• **EXERCISE INPUT**:

# # # #

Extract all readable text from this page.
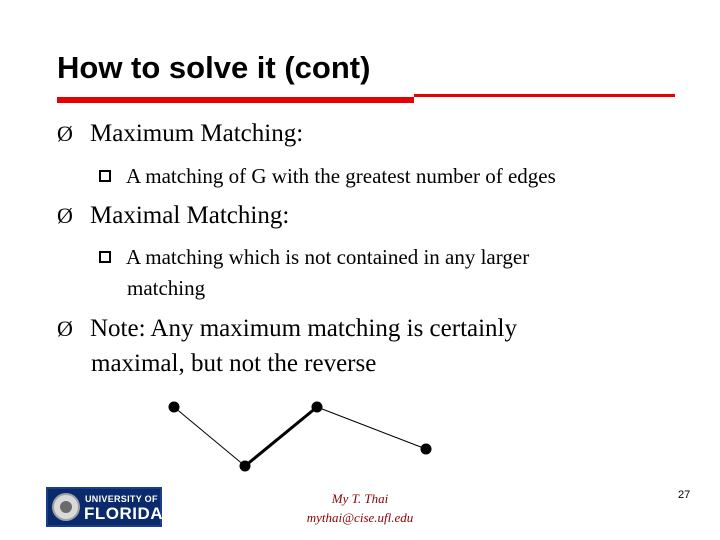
How to solve it (cont)
Ø Maximum Matching:
A matching of G with the greatest number of edges
Ø Maximal Matching:
A matching which is not contained in any larger
matching
Ø Note: Any maximum matching is certainly
maximal, but not the reverse
UNIVERSITY OF
FLORIDA
My T. Thai
mythai@cise.ufl.edu
27
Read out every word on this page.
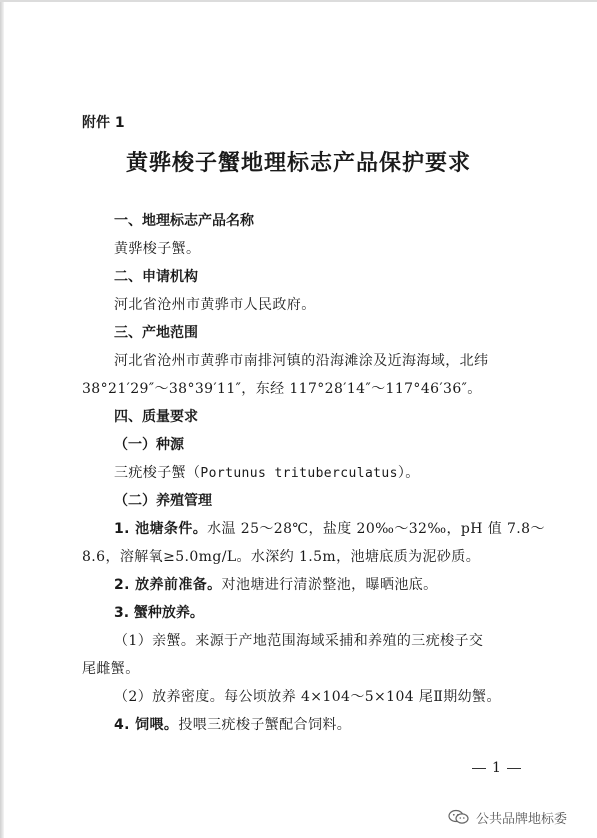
附件 1
黄骅梭子蟹地理标志产品保护要求
一、地理标志产品名称
黄骅梭子蟹。
二、申请机构
河北省沧州市黄骅市人民政府。
三、产地范围
河北省沧州市黄骅市南排河镇的沿海滩涂及近海海域，北纬
38°21′29″～38°39′11″，东经 117°28′14″～117°46′36″。
四、质量要求
（一）种源
三疣梭子蟹（Portunus trituberculatus）。
（二）养殖管理
1. 池塘条件。水温 25～28℃，盐度 20‰～32‰，pH 值 7.8～
8.6，溶解氧≥5.0mg/L。水深约 1.5m，池塘底质为泥砂质。
2. 放养前准备。对池塘进行清淤整池，曝晒池底。
3. 蟹种放养。
（1）亲蟹。来源于产地范围海域采捕和养殖的三疣梭子交
尾雌蟹。
（2）放养密度。每公顷放养 4×104～5×104 尾Ⅱ期幼蟹。
4. 饲喂。投喂三疣梭子蟹配合饲料。
1
公共品牌地标委
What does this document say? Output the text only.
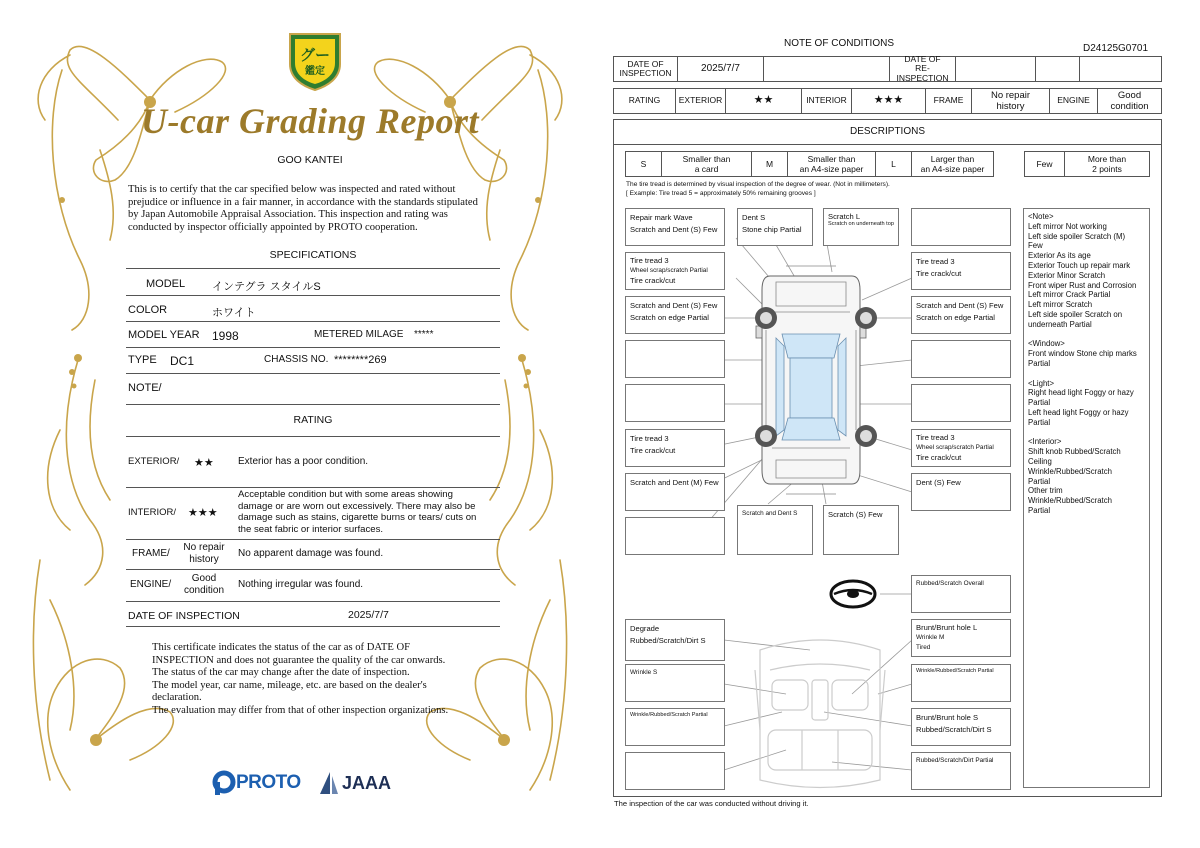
グー
鑑定
U-car Grading Report
GOO KANTEI
This is to certify that the car specified below was inspected and rated without
prejudice or influence in a fair manner, in accordance with the standards stipulated
by Japan Automobile Appraisal Association. This inspection and rating was
conducted by inspector officially appointed by PROTO cooperation.
SPECIFICATIONS
MODEL インテグラ スタイルS
COLOR	ホワイト
MODEL YEAR 1998	METERED MILAGE *****
TYPE DC1	CHASSIS NO. ********269
NOTE/
RATING
EXTERIOR/ ★★ Exterior has a poor condition.
INTERIOR/ ★★★
Acceptable condition but with some areas showing
damage or are worn out excessively. There may also be
damage such as stains, cigarette burns or tears/ cuts on
the seat fabric or interior surfaces.
FRAME/
No repair
history	No apparent damage was found.
ENGINE/
Good
condition	Nothing irregular was found.
DATE OF INSPECTION	2025/7/7
This certificate indicates the status of the car as of DATE OF
INSPECTION and does not guarantee the quality of the car onwards.
The status of the car may change after the date of inspection.
The model year, car name, mileage, etc. are based on the dealer's
declaration.
The evaluation may differ from that of other inspection organizations.
PROTO JAAA
NOTE OF CONDITIONS	D24125G0701
DATE OF
INSPECTION	2025/7/7
DATE OF
RE-INSPECTION
RATING	EXTERIOR	★★	INTERIOR	★★★	FRAME	No repair
history
ENGINE	Good
condition
DESCRIPTIONS
S	Smaller than
a card	M	Smaller than
an A4-size paper	L	Larger than
an A4-size paper	Few	More than
2 points
The tire tread is determined by visual inspection of the degree of wear. (Not in millimeters).
[ Example: Tire tread 5 = approximately 50% remaining grooves ]
Repair mark Wave
Scratch and Dent (S) Few
Dent S
Stone chip Partial
Scratch L
Scratch on underneath top
Tire tread 3
Wheel scrap/scratch Partial
Tire crack/cut
Tire tread 3
Tire crack/cut
Scratch and Dent (S) Few
Scratch on edge Partial
Scratch and Dent (S) Few
Scratch on edge Partial
Tire tread 3
Tire crack/cut
Tire tread 3
Wheel scrap/scratch Partial
Tire crack/cut
Scratch and Dent (M) Few	Dent (S) Few
Scratch and Dent S	Scratch (S) Few
<Note>
Left mirror Not working
Left side spoiler Scratch (M)
Few
Exterior As its age
Exterior Touch up repair mark
Exterior Minor Scratch
Front wiper Rust and Corrosion
Left mirror Crack Partial
Left mirror Scratch
Left side spoiler Scratch on
underneath Partial
<Window>
Front window Stone chip marks
Partial
<Light>
Right head light Foggy or hazy
Partial
Left head light Foggy or hazy
Partial
<Interior>
Shift knob Rubbed/Scratch
Ceiling
Wrinkle/Rubbed/Scratch
Partial
Other trim
Wrinkle/Rubbed/Scratch
Partial
Rubbed/Scratch Overall
Degrade
Rubbed/Scratch/Dirt S
Brunt/Brunt hole L
Wrinkle M
Tired
Wrinkle S	Wrinkle/Rubbed/Scratch Partial
Wrinkle/Rubbed/Scratch Partial	Brunt/Brunt hole S
Rubbed/Scratch/Dirt S
Rubbed/Scratch/Dirt Partial
The inspection of the car was conducted without driving it.
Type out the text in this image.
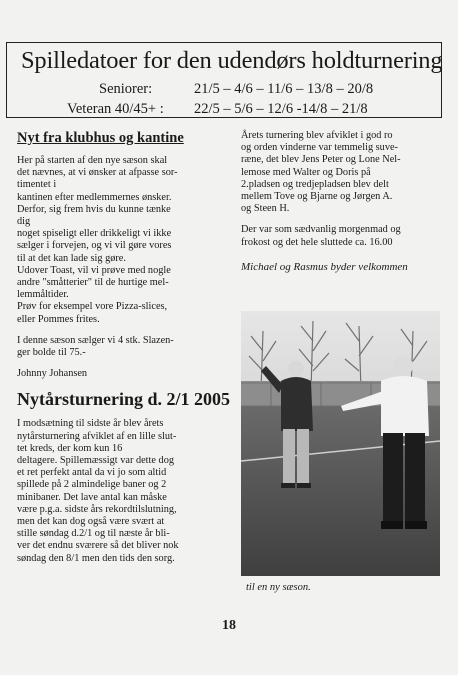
Spilledatoer for den udendørs holdturnering
Seniorer:	21/5 – 4/6 – 11/6 – 13/8 – 20/8
Veteran 40/45+ : 22/5 – 5/6 – 12/6 -14/8 – 21/8
Nyt fra klubhus og kantine
Her på starten af den nye sæson skal
det nævnes, at vi ønsker at afpasse sor-
timentet i
kantinen efter medlemmernes ønsker.
Derfor, sig frem hvis du kunne tænke
dig
noget spiseligt eller drikkeligt vi ikke
sælger i forvejen, og vi vil gøre vores
til at det kan lade sig gøre.
Udover Toast, vil vi prøve med nogle
andre "småtterier" til de hurtige mel-
lemmåltider.
Prøv for eksempel vore Pizza-slices,
eller Pommes frites.
I denne sæson sælger vi 4 stk. Slazen-
ger bolde til 75.-
Johnny Johansen
Nytårsturnering d. 2/1 2005
I modsætning til sidste år blev årets
nytårsturnering afviklet af en lille slut-
tet kreds, der kom kun 16
deltagere. Spillemæssigt var dette dog
et ret perfekt antal da vi jo som altid
spillede på 2 almindelige baner og 2
minibaner. Det lave antal kan måske
være p.g.a. sidste års rekordtilslutning,
men det kan dog også være svært at
stille søndag d.2/1 og til næste år bli-
ver det endnu sværere så det bliver nok
søndag den 8/1 men den tids den sorg.
Årets turnering blev afviklet i god ro
og orden vinderne var temmelig suve-
ræne, det blev Jens Peter og Lone Nel-
lemose med Walter og Doris på
2.pladsen og tredjepladsen blev delt
mellem Tove og Bjarne og Jørgen A.
og Steen H.
Der var som sædvanlig morgenmad og
frokost og det hele sluttede ca. 16.00

Michael og Rasmus byder velkommen

til en ny sæson.

18
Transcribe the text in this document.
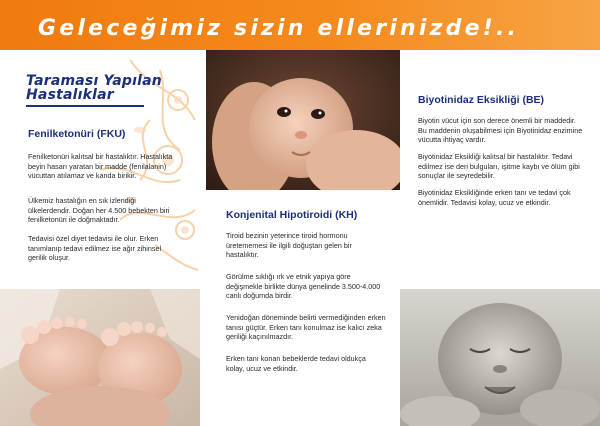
Geleceğimiz sizin ellerinizde!..
Taraması Yapılan
Hastalıklar
Fenilketonüri (FKU)
Fenilketonüri kalıtsal bir hastalıktır. Hastalıkta beyin hasarı yaratan bir madde (fenilalanin) vücuttan atılamaz ve kanda birikir.
Ülkemiz hastalığın en sık izlendiği ülkelerdendir. Doğan her 4.500 bebekten biri fenilketonüri ile doğmaktadır.
Tedavisi özel diyet tedavisi ile olur. Erken tanımlanıp tedavi edilmez ise ağır zihinsel gerilik oluşur.
Konjenital Hipotiroidi (KH)
Tiroid bezinin yeterince tiroid hormonu üretememesi ile ilgili doğuştan gelen bir hastalıktır.
Görülme sıklığı ırk ve etnik yapıya göre değişmekle birlikte dünya genelinde 3.500-4.000 canlı doğumda birdir.
Yenidoğan döneminde belirti vermediğinden erken tanısı güçtür. Erken tanı konulmaz ise kalıcı zeka geriliği kaçınılmazdır.
Erken tanı konan bebeklerde tedavi oldukça kolay, ucuz ve etkindir.
Biyotinidaz Eksikliği (BE)
Biyotin vücut için son derece önemli bir maddedir. Bu maddenin oluşabilmesi için Biyotinidaz enzimine vücutta ihtiyaç vardır.
Biyotinidaz Eksikliği kalıtsal bir hastalıktır. Tedavi edilmez ise deri bulguları, işitme kaybı ve ölüm gibi sonuçlar ile seyredebilir.
Biyotinidaz Eksikliğinde erken tanı ve tedavi çok önemlidir. Tedavisi kolay, ucuz ve etkindir.
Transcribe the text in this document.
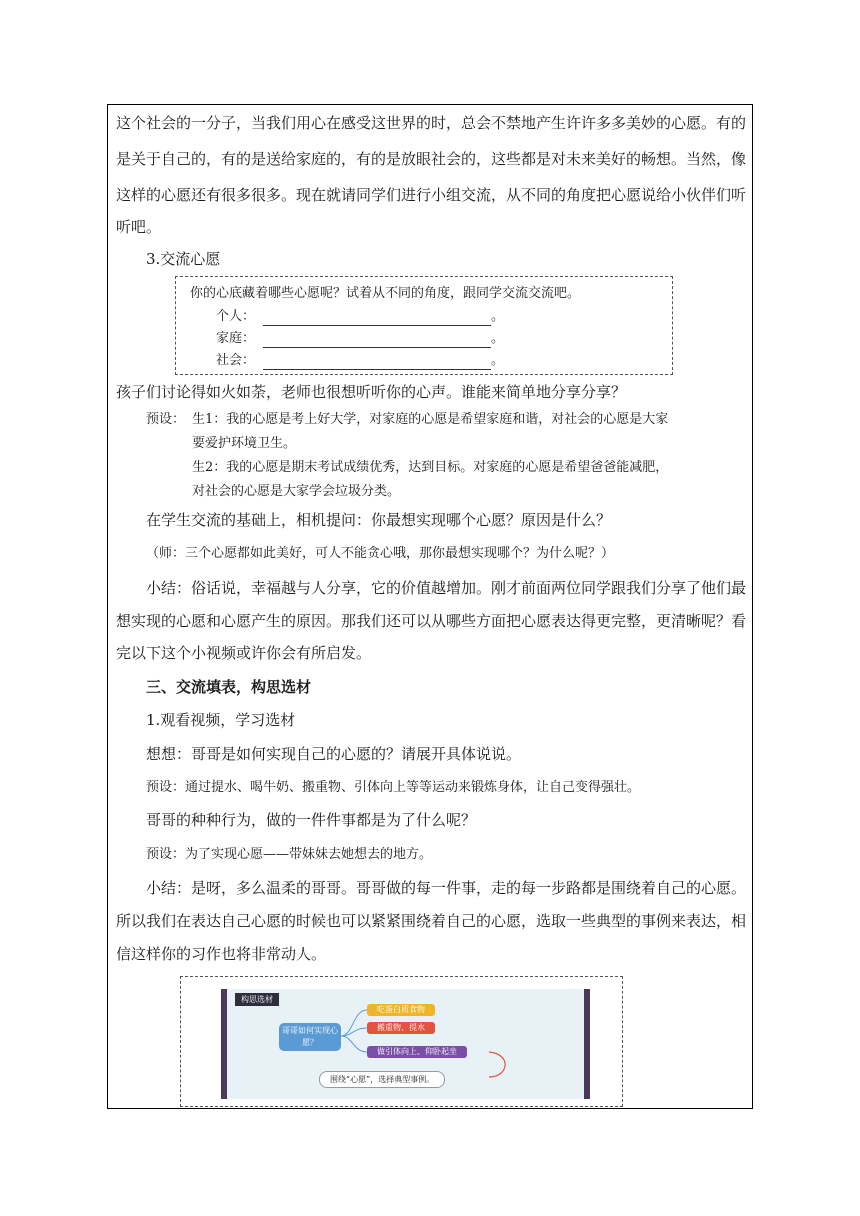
这个社会的一分子，当我们用心在感受这世界的时，总会不禁地产生许许多多美妙的心愿。有的

是关于自己的，有的是送给家庭的，有的是放眼社会的，这些都是对未来美好的畅想。当然，像

这样的心愿还有很多很多。现在就请同学们进行小组交流，从不同的角度把心愿说给小伙伴们听

听吧。

3.交流心愿

你的心底藏着哪些心愿呢？试着从不同的角度，跟同学交流交流吧。
个人：	。
家庭：	。
社会：	。

孩子们讨论得如火如荼，老师也很想听听你的心声。谁能来简单地分享分享？

预设： 生1：我的心愿是考上好大学，对家庭的心愿是希望家庭和谐，对社会的心愿是大家
要爱护环境卫生。
生2：我的心愿是期末考试成绩优秀，达到目标。对家庭的心愿是希望爸爸能减肥，
对社会的心愿是大家学会垃圾分类。

在学生交流的基础上，相机提问：你最想实现哪个心愿？原因是什么？

（师：三个心愿都如此美好，可人不能贪心哦，那你最想实现哪个？为什么呢？）

小结：俗话说，幸福越与人分享，它的价值越增加。刚才前面两位同学跟我们分享了他们最

想实现的心愿和心愿产生的原因。那我们还可以从哪些方面把心愿表达得更完整，更清晰呢？看

完以下这个小视频或许你会有所启发。

三、交流填表，构思选材

1.观看视频，学习选材

想想：哥哥是如何实现自己的心愿的？请展开具体说说。

预设：通过提水、喝牛奶、搬重物、引体向上等等运动来锻炼身体，让自己变得强壮。

哥哥的种种行为，做的一件件事都是为了什么呢？

预设：为了实现心愿——带妹妹去她想去的地方。

小结：是呀，多么温柔的哥哥。哥哥做的每一件事，走的每一步路都是围绕着自己的心愿。

所以我们在表达自己心愿的时候也可以紧紧围绕着自己的心愿，选取一些典型的事例来表达，相

信这样你的习作也将非常动人。

构思选材
哥哥如何实现心愿？
吃蛋白质食物
搬重物、提水
做引体向上、仰卧起坐
围绕“心愿”，选择典型事例。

# # # #

• **TASK INSTRUCTIONS**: Please list every line of the records that contains "sæson".

• **FINAL RESULT**:
Her på starten af den nye sæson skal
I denne sæson sælger vi 4 stk. Slazen-
til en ny sæson.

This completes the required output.